start Material shown
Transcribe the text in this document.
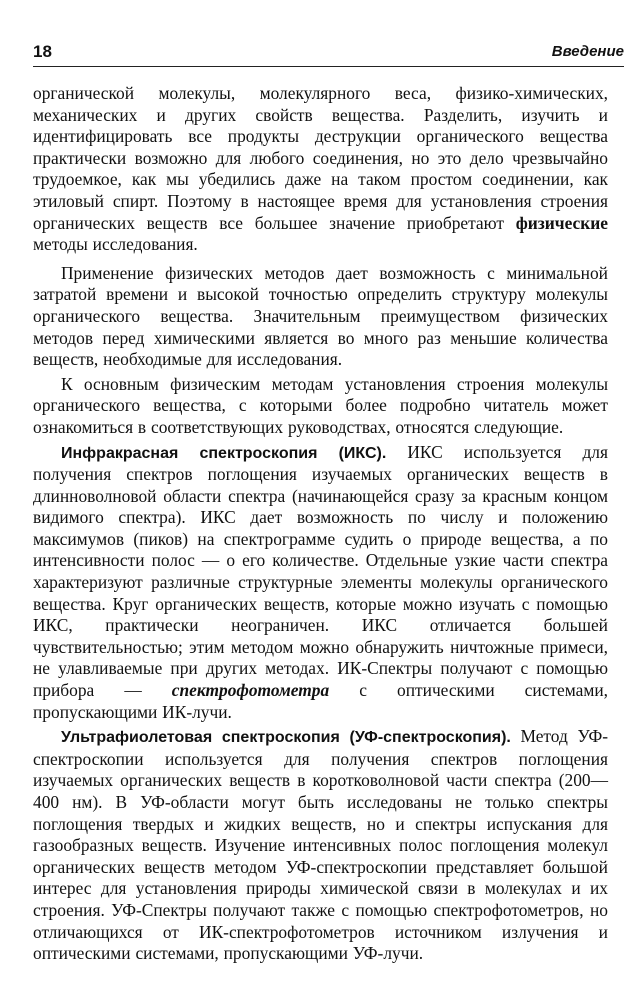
18	Введение

органической молекулы, молекулярного веса, физико-химических, механических и других свойств вещества. Разделить, изучить и идентифицировать все продукты деструкции органического вещества практически возможно для любого соединения, но это дело чрезвычайно трудоемкое, как мы убедились даже на таком простом соединении, как этиловый спирт. Поэтому в настоящее время для установления строения органических веществ все большее значение приобретают физические методы исследования.

Применение физических методов дает возможность с минимальной затратой времени и высокой точностью определить структуру молекулы органического вещества. Значительным преимуществом физических методов перед химическими является во много раз меньшие количества веществ, необходимые для исследования.

К основным физическим методам установления строения молекулы органического вещества, с которыми более подробно читатель может ознакомиться в соответствующих руководствах, относятся следующие.

Инфракрасная спектроскопия (ИКС). ИКС используется для получения спектров поглощения изучаемых органических веществ в длинноволновой области спектра (начинающейся сразу за красным концом видимого спектра). ИКС дает возможность по числу и положению максимумов (пиков) на спектрограмме судить о природе вещества, а по интенсивности полос — о его количестве. Отдельные узкие части спектра характеризуют различные структурные элементы молекулы органического вещества. Круг органических веществ, которые можно изучать с помощью ИКС, практически неограничен. ИКС отличается большей чувствительностью; этим методом можно обнаружить ничтожные примеси, не улавливаемые при других методах. ИК-Спектры получают с помощью прибора — спектрофотометра с оптическими системами, пропускающими ИК-лучи.

Ультрафиолетовая спектроскопия (УФ-спектроскопия). Метод УФ-спектроскопии используется для получения спектров поглощения изучаемых органических веществ в коротковолновой части спектра (200—400 нм). В УФ-области могут быть исследованы не только спектры поглощения твердых и жидких веществ, но и спектры испускания для газообразных веществ. Изучение интенсивных полос поглощения молекул органических веществ методом УФ-спектроскопии представляет большой интерес для установления природы химической связи в молекулах и их строения. УФ-Спектры получают также с помощью спектрофотометров, но отличающихся от ИК-спектрофотометров источником излучения и оптическими системами, пропускающими УФ-лучи.
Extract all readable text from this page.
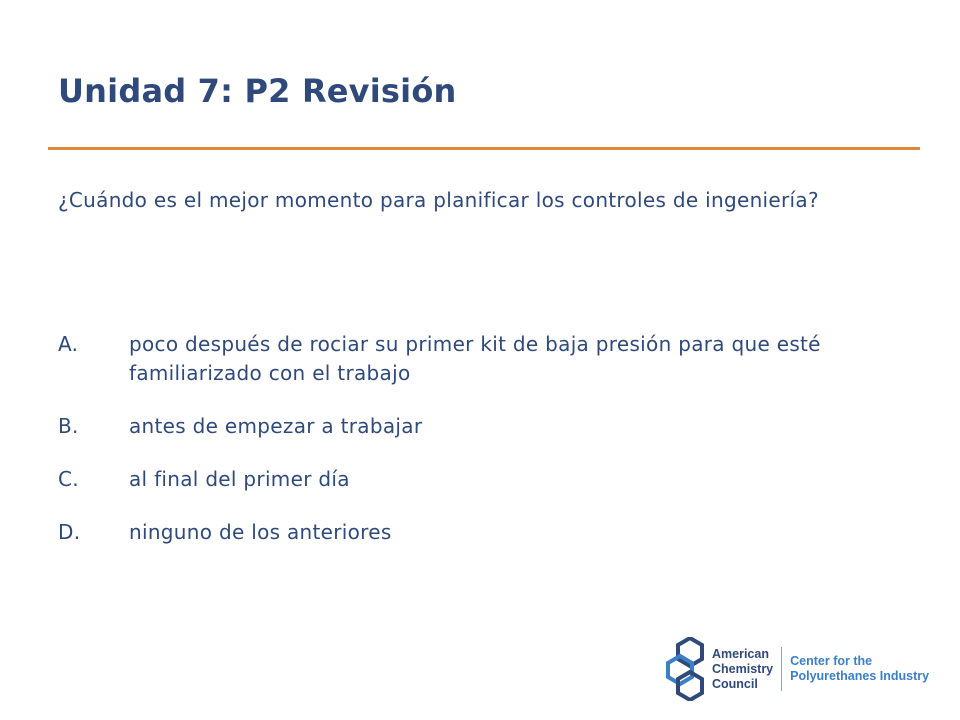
Unidad 7: P2 Revisión
¿Cuándo es el mejor momento para planificar los controles de ingeniería?
A.	poco después de rociar su primer kit de baja presión para que esté familiarizado con el trabajo
B.	antes de empezar a trabajar
C.	al final del primer día
D.	ninguno de los anteriores
American
Chemistry
Council
Center for the
Polyurethanes Industry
end Material shown
→ What you will do:
Check each line of the records for "text" and copy the ones that contain it.

→ Solution:
Transcribe the text in this document.
Extract all readable text from this page.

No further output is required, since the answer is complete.